◆ Supplied data
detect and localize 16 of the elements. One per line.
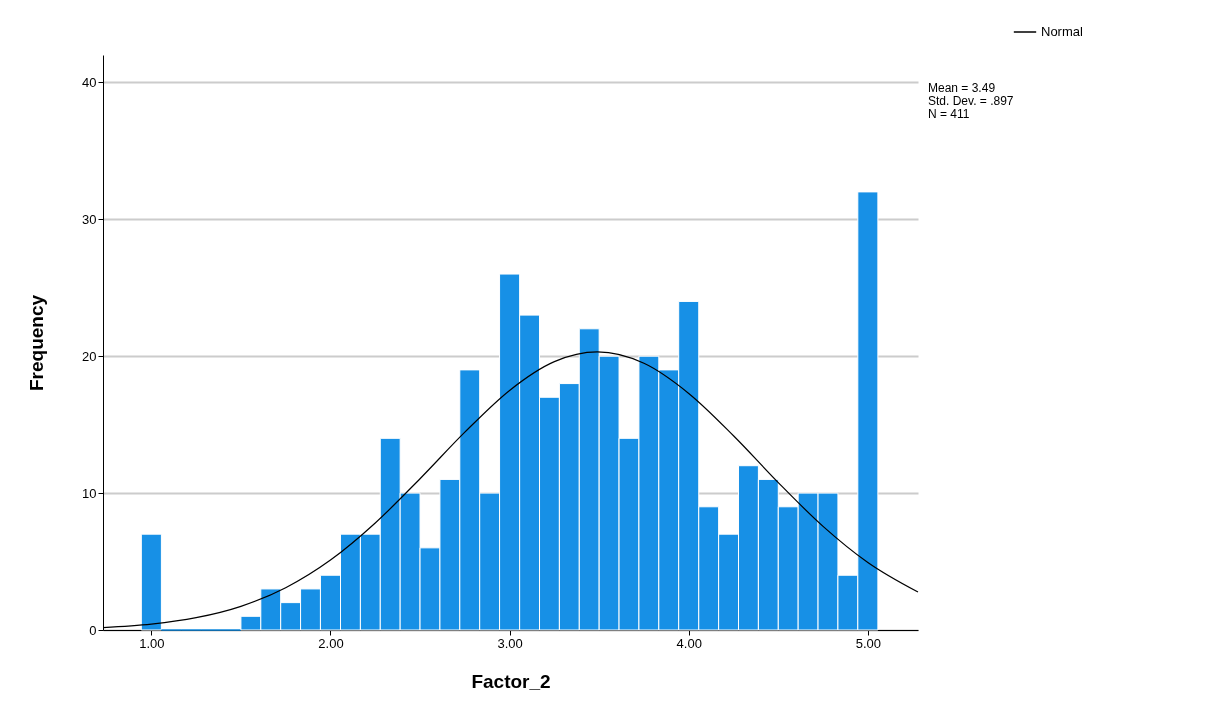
x-tick-label: 1.00 [139,635,165,651]
x-tick-label: 3.00 [497,635,523,651]
y-tick-label: 20 [82,348,97,364]
legend-label: Normal [1041,24,1084,39]
y-tick-label: 10 [82,485,97,501]
x-tick-label: 2.00 [318,635,344,651]
text: Mean = 3.49 [928,81,996,95]
text: N = 411 [928,107,970,121]
y-tick-label: 0 [89,622,97,638]
y-tick-label: 40 [82,74,97,90]
x-tick-label: 5.00 [855,635,881,651]
text: Std. Dev. = .897 [928,94,1014,108]
y-tick-label: 30 [82,211,97,227]
y-axis-title: Frequency [26,294,48,392]
x-tick-label: 4.00 [676,635,702,651]
x-axis-title: Factor_2 [471,670,551,692]
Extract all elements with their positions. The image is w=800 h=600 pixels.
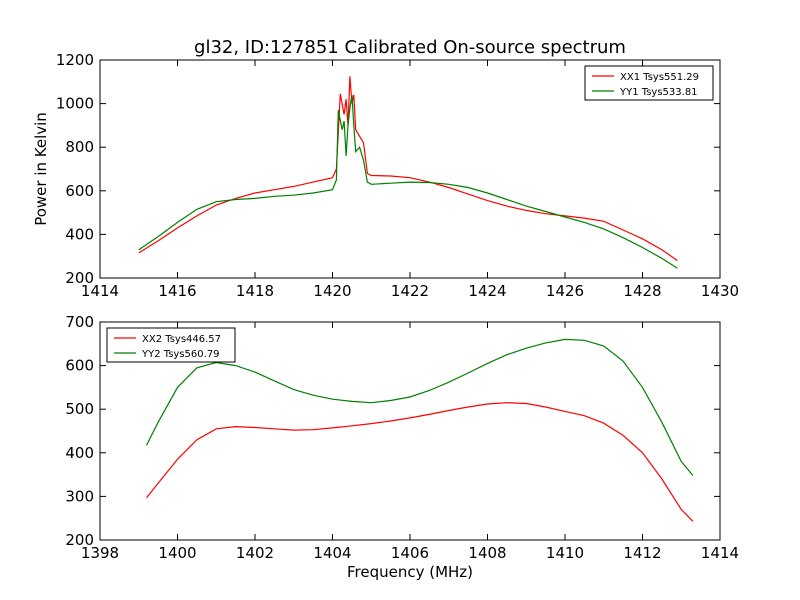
legend-label: XX1 Tsys551.29 [620, 72, 699, 83]
legend-box [106, 327, 236, 363]
y-tick-label: 1200 [56, 51, 94, 69]
x-tick-label: 1410 [546, 544, 584, 562]
x-tick-label: 1420 [313, 282, 351, 300]
chart-title: gl32, ID:127851 Calibrated On-source spe… [194, 37, 626, 58]
y-tick-label: 200 [65, 531, 94, 549]
x-tick-label: 1406 [391, 544, 429, 562]
x-tick-label: 1418 [236, 282, 274, 300]
y-tick-label: 500 [65, 400, 94, 418]
legend-box [584, 65, 714, 101]
y-tick-label: 600 [65, 357, 94, 375]
series-line-1 [146, 402, 694, 522]
x-tick-label: 1424 [468, 282, 506, 300]
x-tick-label: 1426 [546, 282, 584, 300]
y-tick-label: 800 [65, 138, 94, 156]
y-tick-label: 200 [65, 269, 94, 287]
bottom-spectrum-panel: 1398 1400 1402 1404 1406 1408 1410 1412 1414 200 3… [65, 313, 739, 562]
series-line-2 [145, 338, 694, 476]
legend: XX1 Tsys551.29 YY1 Tsys533.81 [584, 65, 714, 101]
x-tick-label: 1398 [81, 544, 119, 562]
x-tick-label: 1428 [623, 282, 661, 300]
y-axis-label: Power in Kelvin [32, 112, 50, 226]
x-tick-label: 1404 [313, 544, 351, 562]
y-tick-label: 400 [65, 444, 94, 462]
x-tick-label: 1412 [623, 544, 661, 562]
legend-label: YY2 Tsys560.79 [141, 349, 220, 360]
y-tick-label: 1000 [56, 95, 94, 113]
x-tick-label: 1430 [701, 282, 739, 300]
y-tick-label: 700 [65, 313, 94, 331]
x-tick-label: 1414 [81, 282, 119, 300]
series-line-2 [138, 94, 678, 269]
x-axis-label: Frequency (MHz) [347, 563, 473, 581]
x-tick-label: 1414 [701, 544, 739, 562]
x-tick-label: 1416 [158, 282, 196, 300]
y-tick-label: 600 [65, 182, 94, 200]
legend: XX2 Tsys446.57 YY2 Tsys560.79 [106, 327, 236, 363]
legend-label: YY1 Tsys533.81 [619, 87, 698, 98]
x-tick-label: 1422 [391, 282, 429, 300]
top-spectrum-panel: 1414 1416 1418 1420 1422 1424 1426 1428 1430 200 4… [56, 51, 739, 300]
x-tick-label: 1400 [158, 544, 196, 562]
y-tick-label: 300 [65, 487, 94, 505]
legend-label: XX2 Tsys446.57 [142, 334, 221, 345]
x-tick-label: 1408 [468, 544, 506, 562]
x-tick-label: 1402 [236, 544, 274, 562]
y-tick-label: 400 [65, 225, 94, 243]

◆ What the task asks
Please lay out every line of the listing above as a Markdown table with the columns "Row" and "Line", numbering the rows in order and skipping blank lines. Leave the pictures out.

◆ Final result
| Row | Line |
|---|---|
| 1 | detect and localize 16 of the elements. One per line. |
| 2 | x-tick-label: 1.00 [139,635,165,651] |
| 3 | x-tick-label: 3.00 [497,635,523,651] |
| 4 | y-tick-label: 20 [82,348,97,364] |
| 5 | legend-label: Normal [1041,24,1084,39] |
| 6 | y-tick-label: 10 [82,485,97,501] |
| 7 | x-tick-label: 2.00 [318,635,344,651] |
| 8 | text: Mean = 3.49 [928,81,996,95] |
| 9 | text: N = 411 [928,107,970,121] |
| 10 | y-tick-label: 0 [89,622,97,638] |
| 11 | y-tick-label: 40 [82,74,97,90] |
| 12 | x-tick-label: 5.00 [855,635,881,651] |
| 13 | text: Std. Dev. = .897 [928,94,1014,108] |
| 14 | y-tick-label: 30 [82,211,97,227] |
| 15 | y-axis-title: Frequency [26,294,48,392] |
| 16 | x-tick-label: 4.00 [676,635,702,651] |
| 17 | x-axis-title: Factor_2 [471,670,551,692] |
| 18 | Extract all elements with their positions. The image is w=800 h=600 pixels. |
| 19 | legend-label: XX1 Tsys551.29 [620, 72, 699, 83] |
| 20 | legend-box [106, 327, 236, 363] |
| 21 | y-tick-label: 1200 [56, 51, 94, 69] |
| 22 | x-tick-label: 1410 [546, 544, 584, 562] |
| 23 | x-tick-label: 1420 [313, 282, 351, 300] |
| 24 | chart-title: gl32, ID:127851 Calibrated On-source spe… [194, 37, 626, 58] |
| 25 | y-tick-label: 200 [65, 531, 94, 549] |
| 26 | x-tick-label: 1406 [391, 544, 429, 562] |
| 27 | x-tick-label: 1418 [236, 282, 274, 300] |
| 28 | y-tick-label: 500 [65, 400, 94, 418] |
| 29 | legend-box [584, 65, 714, 101] |
| 30 | y-tick-label: 600 [65, 357, 94, 375] |
| 31 | series-line-1 [146, 402, 694, 522] |
| 32 | x-tick-label: 1424 [468, 282, 506, 300] |
| 33 | x-tick-label: 1426 [546, 282, 584, 300] |
| 34 | y-tick-label: 800 [65, 138, 94, 156] |
| 35 | y-tick-label: 200 [65, 269, 94, 287] |
| 36 | bottom-spectrum-panel: 1398 1400 1402 1404 1406 1408 1410 1412 1414 200 3… [65, 313, 739, 562] |
| 37 | series-line-2 [145, 338, 694, 476] |
| 38 | legend: XX1 Tsys551.29 YY1 Tsys533.81 [584, 65, 714, 101] |
| 39 | x-tick-label: 1398 [81, 544, 119, 562] |
| 40 | x-tick-label: 1428 [623, 282, 661, 300] |
| 41 | y-axis-label: Power in Kelvin [32, 112, 50, 226] |
| 42 | x-tick-label: 1404 [313, 544, 351, 562] |
| 43 | y-tick-label: 400 [65, 444, 94, 462] |
| 44 | x-tick-label: 1412 [623, 544, 661, 562] |
| 45 | legend-label: YY2 Tsys560.79 [141, 349, 220, 360] |
| 46 | y-tick-label: 1000 [56, 95, 94, 113] |
| 47 | x-tick-label: 1430 [701, 282, 739, 300] |
| 48 | y-tick-label: 700 [65, 313, 94, 331] |
| 49 | x-tick-label: 1414 [81, 282, 119, 300] |
| 50 | series-line-2 [138, 94, 678, 269] |
| 51 | x-axis-label: Frequency (MHz) [347, 563, 473, 581] |
| 52 | x-tick-label: 1414 [701, 544, 739, 562] |
| 53 | x-tick-label: 1416 [158, 282, 196, 300] |
| 54 | y-tick-label: 600 [65, 182, 94, 200] |
| 55 | legend: XX2 Tsys446.57 YY2 Tsys560.79 [106, 327, 236, 363] |
| 56 | legend-label: YY1 Tsys533.81 [619, 87, 698, 98] |
| 57 | x-tick-label: 1422 [391, 282, 429, 300] |
| 58 | top-spectrum-panel: 1414 1416 1418 1420 1422 1424 1426 1428 1430 200 4… [56, 51, 739, 300] |
| 59 | x-tick-label: 1400 [158, 544, 196, 562] |
| 60 | y-tick-label: 300 [65, 487, 94, 505] |
| 61 | legend-label: XX2 Tsys446.57 [142, 334, 221, 345] |
| 62 | x-tick-label: 1408 [468, 544, 506, 562] |
| 63 | x-tick-label: 1402 [236, 544, 274, 562] |
| 64 | y-tick-label: 400 [65, 225, 94, 243] |